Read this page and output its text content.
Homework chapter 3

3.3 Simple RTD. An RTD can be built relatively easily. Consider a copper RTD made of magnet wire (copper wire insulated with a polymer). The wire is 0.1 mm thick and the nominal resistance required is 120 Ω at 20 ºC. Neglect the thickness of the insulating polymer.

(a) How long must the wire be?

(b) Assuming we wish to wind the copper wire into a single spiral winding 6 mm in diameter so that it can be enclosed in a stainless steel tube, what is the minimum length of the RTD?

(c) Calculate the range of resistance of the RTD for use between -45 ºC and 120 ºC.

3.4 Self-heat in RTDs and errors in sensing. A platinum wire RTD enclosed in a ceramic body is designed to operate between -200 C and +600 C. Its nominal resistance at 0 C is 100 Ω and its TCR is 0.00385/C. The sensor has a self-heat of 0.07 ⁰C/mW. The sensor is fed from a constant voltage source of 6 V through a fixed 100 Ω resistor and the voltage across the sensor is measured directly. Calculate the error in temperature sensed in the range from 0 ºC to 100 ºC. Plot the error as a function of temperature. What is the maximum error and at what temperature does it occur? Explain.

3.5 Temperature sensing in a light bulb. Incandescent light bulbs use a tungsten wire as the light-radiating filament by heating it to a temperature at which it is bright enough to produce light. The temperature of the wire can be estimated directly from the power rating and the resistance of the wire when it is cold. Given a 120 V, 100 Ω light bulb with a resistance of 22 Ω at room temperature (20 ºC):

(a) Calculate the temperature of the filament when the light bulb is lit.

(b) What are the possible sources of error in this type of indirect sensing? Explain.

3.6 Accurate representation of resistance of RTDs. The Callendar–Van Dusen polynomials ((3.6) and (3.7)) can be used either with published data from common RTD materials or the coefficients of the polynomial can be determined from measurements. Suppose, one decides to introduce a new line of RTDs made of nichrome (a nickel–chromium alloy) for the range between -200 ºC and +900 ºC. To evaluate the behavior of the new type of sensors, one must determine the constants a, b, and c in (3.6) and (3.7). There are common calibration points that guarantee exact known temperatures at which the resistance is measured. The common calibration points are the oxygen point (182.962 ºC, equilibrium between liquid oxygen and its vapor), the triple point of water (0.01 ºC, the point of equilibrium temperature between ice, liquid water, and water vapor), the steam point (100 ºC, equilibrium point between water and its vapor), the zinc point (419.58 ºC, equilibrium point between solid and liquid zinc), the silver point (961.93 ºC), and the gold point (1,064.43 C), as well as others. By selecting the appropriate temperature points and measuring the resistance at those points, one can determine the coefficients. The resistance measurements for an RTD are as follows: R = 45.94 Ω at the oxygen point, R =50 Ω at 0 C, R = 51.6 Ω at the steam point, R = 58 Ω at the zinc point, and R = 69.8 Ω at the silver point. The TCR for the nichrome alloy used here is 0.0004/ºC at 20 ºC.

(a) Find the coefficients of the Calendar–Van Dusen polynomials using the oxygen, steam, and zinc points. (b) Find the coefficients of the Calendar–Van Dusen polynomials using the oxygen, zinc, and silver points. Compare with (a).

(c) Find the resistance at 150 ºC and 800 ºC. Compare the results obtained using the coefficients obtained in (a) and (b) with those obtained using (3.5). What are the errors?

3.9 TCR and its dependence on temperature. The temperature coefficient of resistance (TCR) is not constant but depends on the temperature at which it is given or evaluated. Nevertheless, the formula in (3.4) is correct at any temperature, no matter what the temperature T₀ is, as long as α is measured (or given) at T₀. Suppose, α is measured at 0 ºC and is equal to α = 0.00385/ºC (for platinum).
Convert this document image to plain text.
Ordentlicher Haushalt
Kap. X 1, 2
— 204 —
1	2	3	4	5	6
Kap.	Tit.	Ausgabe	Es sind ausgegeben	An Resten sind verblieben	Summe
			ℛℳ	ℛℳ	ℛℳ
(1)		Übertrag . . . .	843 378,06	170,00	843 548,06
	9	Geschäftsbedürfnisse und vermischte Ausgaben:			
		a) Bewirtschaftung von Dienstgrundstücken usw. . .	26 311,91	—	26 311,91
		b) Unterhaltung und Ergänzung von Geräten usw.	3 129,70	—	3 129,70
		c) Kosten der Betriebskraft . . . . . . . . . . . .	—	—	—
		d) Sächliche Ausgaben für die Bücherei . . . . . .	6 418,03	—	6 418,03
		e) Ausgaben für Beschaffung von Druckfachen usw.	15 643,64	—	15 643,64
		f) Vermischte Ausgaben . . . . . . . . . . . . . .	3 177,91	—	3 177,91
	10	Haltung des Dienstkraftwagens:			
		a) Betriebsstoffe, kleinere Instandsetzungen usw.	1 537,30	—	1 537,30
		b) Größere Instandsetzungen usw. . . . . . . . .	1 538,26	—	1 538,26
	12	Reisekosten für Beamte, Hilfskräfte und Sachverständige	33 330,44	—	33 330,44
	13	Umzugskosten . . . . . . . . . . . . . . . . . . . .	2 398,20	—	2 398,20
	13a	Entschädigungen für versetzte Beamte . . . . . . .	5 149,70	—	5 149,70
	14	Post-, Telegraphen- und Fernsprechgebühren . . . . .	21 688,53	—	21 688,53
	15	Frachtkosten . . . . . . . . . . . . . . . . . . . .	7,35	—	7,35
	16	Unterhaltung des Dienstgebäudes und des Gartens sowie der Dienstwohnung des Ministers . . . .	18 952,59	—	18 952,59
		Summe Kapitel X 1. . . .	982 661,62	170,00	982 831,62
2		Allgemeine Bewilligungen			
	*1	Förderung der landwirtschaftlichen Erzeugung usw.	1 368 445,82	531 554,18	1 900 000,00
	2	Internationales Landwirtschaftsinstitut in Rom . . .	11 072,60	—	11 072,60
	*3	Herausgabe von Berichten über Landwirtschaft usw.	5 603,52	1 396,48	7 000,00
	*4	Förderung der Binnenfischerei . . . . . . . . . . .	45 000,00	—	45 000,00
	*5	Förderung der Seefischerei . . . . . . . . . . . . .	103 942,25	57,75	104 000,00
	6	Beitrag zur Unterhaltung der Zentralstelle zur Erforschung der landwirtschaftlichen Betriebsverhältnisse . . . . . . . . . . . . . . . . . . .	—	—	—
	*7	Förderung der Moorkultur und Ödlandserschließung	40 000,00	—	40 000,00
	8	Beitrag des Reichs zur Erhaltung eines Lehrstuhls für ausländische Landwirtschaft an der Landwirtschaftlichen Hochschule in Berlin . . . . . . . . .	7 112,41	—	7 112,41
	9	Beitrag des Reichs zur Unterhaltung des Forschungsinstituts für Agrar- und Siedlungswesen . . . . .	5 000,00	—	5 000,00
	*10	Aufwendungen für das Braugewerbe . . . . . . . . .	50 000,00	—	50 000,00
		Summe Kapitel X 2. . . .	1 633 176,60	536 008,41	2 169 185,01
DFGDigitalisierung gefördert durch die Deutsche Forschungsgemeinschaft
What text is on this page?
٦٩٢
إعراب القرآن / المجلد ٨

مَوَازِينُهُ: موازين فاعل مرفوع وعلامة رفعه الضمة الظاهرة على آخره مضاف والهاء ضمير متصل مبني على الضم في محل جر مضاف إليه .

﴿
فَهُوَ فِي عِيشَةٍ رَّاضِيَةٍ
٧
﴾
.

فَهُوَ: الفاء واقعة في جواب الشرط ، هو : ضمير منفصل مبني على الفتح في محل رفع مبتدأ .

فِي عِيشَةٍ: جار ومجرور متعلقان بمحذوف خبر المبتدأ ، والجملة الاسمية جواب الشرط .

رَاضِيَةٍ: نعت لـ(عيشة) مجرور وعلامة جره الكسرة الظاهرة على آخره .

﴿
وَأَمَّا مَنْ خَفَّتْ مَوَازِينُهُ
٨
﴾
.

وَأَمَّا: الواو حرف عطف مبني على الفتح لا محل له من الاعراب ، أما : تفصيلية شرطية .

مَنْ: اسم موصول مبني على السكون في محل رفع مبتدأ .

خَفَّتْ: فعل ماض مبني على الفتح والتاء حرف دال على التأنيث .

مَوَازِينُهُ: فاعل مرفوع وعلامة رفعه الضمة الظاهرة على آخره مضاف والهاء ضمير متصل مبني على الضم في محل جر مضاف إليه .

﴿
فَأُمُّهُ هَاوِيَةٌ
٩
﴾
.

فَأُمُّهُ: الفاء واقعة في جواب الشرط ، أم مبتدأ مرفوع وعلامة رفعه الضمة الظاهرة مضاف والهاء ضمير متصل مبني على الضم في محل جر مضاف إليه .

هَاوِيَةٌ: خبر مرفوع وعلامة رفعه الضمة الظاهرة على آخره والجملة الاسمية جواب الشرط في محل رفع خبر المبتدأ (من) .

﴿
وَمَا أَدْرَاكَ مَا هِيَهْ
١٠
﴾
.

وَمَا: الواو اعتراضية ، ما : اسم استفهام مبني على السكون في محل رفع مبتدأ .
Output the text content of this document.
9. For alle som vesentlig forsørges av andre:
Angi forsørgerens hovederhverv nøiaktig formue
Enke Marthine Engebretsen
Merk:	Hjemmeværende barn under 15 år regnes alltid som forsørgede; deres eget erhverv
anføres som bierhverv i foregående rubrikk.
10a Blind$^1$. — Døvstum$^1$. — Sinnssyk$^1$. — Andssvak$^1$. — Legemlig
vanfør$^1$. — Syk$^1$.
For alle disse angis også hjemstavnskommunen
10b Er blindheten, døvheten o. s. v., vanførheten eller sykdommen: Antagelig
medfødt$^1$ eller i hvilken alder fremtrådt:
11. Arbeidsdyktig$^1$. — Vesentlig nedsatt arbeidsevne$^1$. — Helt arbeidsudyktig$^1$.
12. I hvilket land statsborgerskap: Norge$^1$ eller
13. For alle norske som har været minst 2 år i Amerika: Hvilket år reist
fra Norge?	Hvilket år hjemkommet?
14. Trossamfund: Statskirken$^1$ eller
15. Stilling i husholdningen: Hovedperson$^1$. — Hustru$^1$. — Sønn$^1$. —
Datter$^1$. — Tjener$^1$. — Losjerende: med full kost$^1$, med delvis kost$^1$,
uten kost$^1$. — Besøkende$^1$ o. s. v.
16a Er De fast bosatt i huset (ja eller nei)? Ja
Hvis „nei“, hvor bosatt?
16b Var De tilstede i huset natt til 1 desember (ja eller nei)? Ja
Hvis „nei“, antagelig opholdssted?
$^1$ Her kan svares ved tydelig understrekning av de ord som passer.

- - -

**TASK TO COMPLETE**
For the material, find the number of lines holding the word "الضمة" and give that figure and nothing more.

**CORRECT ANSWER**
4